- _WRITTEN TASK_: Please quote the material exactly, every line of it.

- _DATA SUPPLIED_:
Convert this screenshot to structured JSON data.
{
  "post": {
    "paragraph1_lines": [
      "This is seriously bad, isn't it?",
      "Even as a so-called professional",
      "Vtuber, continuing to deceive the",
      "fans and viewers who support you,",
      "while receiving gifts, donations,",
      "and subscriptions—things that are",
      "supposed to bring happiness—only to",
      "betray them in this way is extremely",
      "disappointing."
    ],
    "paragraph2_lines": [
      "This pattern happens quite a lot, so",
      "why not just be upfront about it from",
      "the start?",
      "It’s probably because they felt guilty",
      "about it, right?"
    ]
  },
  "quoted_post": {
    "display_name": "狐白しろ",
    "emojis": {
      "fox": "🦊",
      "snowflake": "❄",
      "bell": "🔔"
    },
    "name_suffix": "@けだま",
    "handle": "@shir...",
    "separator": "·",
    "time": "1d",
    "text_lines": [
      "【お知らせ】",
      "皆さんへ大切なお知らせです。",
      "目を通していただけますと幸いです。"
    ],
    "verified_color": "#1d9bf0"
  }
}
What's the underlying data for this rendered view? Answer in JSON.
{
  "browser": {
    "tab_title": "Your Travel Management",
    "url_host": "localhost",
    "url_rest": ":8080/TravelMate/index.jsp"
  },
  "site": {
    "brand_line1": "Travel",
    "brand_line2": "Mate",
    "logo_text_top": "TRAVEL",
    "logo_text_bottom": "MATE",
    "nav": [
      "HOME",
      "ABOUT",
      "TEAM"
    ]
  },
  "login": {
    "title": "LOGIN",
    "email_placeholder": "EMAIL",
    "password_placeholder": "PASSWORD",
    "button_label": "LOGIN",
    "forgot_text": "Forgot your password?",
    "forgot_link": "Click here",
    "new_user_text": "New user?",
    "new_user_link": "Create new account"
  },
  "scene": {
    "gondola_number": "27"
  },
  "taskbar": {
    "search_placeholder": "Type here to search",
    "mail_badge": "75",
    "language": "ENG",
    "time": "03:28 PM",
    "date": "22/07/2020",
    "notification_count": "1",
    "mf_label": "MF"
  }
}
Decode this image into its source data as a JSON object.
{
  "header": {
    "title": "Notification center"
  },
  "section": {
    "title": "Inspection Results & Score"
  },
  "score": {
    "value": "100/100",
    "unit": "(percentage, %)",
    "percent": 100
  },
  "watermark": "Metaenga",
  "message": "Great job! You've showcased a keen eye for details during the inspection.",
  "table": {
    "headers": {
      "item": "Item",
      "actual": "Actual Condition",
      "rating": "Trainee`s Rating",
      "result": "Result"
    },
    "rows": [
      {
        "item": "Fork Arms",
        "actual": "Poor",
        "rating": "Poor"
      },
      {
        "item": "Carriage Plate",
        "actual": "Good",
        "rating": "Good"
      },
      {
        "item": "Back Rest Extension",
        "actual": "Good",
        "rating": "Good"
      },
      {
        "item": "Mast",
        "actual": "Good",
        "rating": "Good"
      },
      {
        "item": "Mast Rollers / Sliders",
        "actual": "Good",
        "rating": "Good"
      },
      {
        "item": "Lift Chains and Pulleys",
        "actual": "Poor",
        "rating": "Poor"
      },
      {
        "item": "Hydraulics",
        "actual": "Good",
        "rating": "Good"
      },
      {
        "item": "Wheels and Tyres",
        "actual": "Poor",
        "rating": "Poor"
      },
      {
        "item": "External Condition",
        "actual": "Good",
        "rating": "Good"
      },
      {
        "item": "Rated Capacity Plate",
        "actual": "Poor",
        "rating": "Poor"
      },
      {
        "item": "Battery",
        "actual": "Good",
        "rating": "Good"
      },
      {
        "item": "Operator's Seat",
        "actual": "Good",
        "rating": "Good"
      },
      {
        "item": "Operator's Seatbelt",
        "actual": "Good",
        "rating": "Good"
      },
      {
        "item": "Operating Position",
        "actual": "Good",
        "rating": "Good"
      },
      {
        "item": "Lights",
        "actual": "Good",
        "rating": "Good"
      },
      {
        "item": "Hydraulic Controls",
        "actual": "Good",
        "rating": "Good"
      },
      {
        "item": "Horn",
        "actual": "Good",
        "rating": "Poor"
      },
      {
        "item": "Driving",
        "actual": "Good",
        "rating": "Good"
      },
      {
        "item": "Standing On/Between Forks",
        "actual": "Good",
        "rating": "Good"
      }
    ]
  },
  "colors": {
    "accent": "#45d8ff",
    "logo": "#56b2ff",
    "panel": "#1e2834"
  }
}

- _EXERCISE RESULT_:
Convert this screenshot to structured JSON data.
{
  "post": {
    "paragraph1_lines": [
      "This is seriously bad, isn't it?",
      "Even as a so-called professional",
      "Vtuber, continuing to deceive the",
      "fans and viewers who support you,",
      "while receiving gifts, donations,",
      "and subscriptions—things that are",
      "supposed to bring happiness—only to",
      "betray them in this way is extremely",
      "disappointing."
    ],
    "paragraph2_lines": [
      "This pattern happens quite a lot, so",
      "why not just be upfront about it from",
      "the start?",
      "It’s probably because they felt guilty",
      "about it, right?"
    ]
  },
  "quoted_post": {
    "display_name": "狐白しろ",
    "emojis": {
      "fox": "🦊",
      "snowflake": "❄",
      "bell": "🔔"
    },
    "name_suffix": "@けだま",
    "handle": "@shir...",
    "separator": "·",
    "time": "1d",
    "text_lines": [
      "【お知らせ】",
      "皆さんへ大切なお知らせです。",
      "目を通していただけますと幸いです。"
    ],
    "verified_color": "#1d9bf0"
  }
}
What's the underlying data for this rendered view? Answer in JSON.
{
  "browser": {
    "tab_title": "Your Travel Management",
    "url_host": "localhost",
    "url_rest": ":8080/TravelMate/index.jsp"
  },
  "site": {
    "brand_line1": "Travel",
    "brand_line2": "Mate",
    "logo_text_top": "TRAVEL",
    "logo_text_bottom": "MATE",
    "nav": [
      "HOME",
      "ABOUT",
      "TEAM"
    ]
  },
  "login": {
    "title": "LOGIN",
    "email_placeholder": "EMAIL",
    "password_placeholder": "PASSWORD",
    "button_label": "LOGIN",
    "forgot_text": "Forgot your password?",
    "forgot_link": "Click here",
    "new_user_text": "New user?",
    "new_user_link": "Create new account"
  },
  "scene": {
    "gondola_number": "27"
  },
  "taskbar": {
    "search_placeholder": "Type here to search",
    "mail_badge": "75",
    "language": "ENG",
    "time": "03:28 PM",
    "date": "22/07/2020",
    "notification_count": "1",
    "mf_label": "MF"
  }
}
Decode this image into its source data as a JSON object.
{
  "header": {
    "title": "Notification center"
  },
  "section": {
    "title": "Inspection Results & Score"
  },
  "score": {
    "value": "100/100",
    "unit": "(percentage, %)",
    "percent": 100
  },
  "watermark": "Metaenga",
  "message": "Great job! You've showcased a keen eye for details during the inspection.",
  "table": {
    "headers": {
      "item": "Item",
      "actual": "Actual Condition",
      "rating": "Trainee`s Rating",
      "result": "Result"
    },
    "rows": [
      {
        "item": "Fork Arms",
        "actual": "Poor",
        "rating": "Poor"
      },
      {
        "item": "Carriage Plate",
        "actual": "Good",
        "rating": "Good"
      },
      {
        "item": "Back Rest Extension",
        "actual": "Good",
        "rating": "Good"
      },
      {
        "item": "Mast",
        "actual": "Good",
        "rating": "Good"
      },
      {
        "item": "Mast Rollers / Sliders",
        "actual": "Good",
        "rating": "Good"
      },
      {
        "item": "Lift Chains and Pulleys",
        "actual": "Poor",
        "rating": "Poor"
      },
      {
        "item": "Hydraulics",
        "actual": "Good",
        "rating": "Good"
      },
      {
        "item": "Wheels and Tyres",
        "actual": "Poor",
        "rating": "Poor"
      },
      {
        "item": "External Condition",
        "actual": "Good",
        "rating": "Good"
      },
      {
        "item": "Rated Capacity Plate",
        "actual": "Poor",
        "rating": "Poor"
      },
      {
        "item": "Battery",
        "actual": "Good",
        "rating": "Good"
      },
      {
        "item": "Operator's Seat",
        "actual": "Good",
        "rating": "Good"
      },
      {
        "item": "Operator's Seatbelt",
        "actual": "Good",
        "rating": "Good"
      },
      {
        "item": "Operating Position",
        "actual": "Good",
        "rating": "Good"
      },
      {
        "item": "Lights",
        "actual": "Good",
        "rating": "Good"
      },
      {
        "item": "Hydraulic Controls",
        "actual": "Good",
        "rating": "Good"
      },
      {
        "item": "Horn",
        "actual": "Good",
        "rating": "Poor"
      },
      {
        "item": "Driving",
        "actual": "Good",
        "rating": "Good"
      },
      {
        "item": "Standing On/Between Forks",
        "actual": "Good",
        "rating": "Good"
      }
    ]
  },
  "colors": {
    "accent": "#45d8ff",
    "logo": "#56b2ff",
    "panel": "#1e2834"
  }
}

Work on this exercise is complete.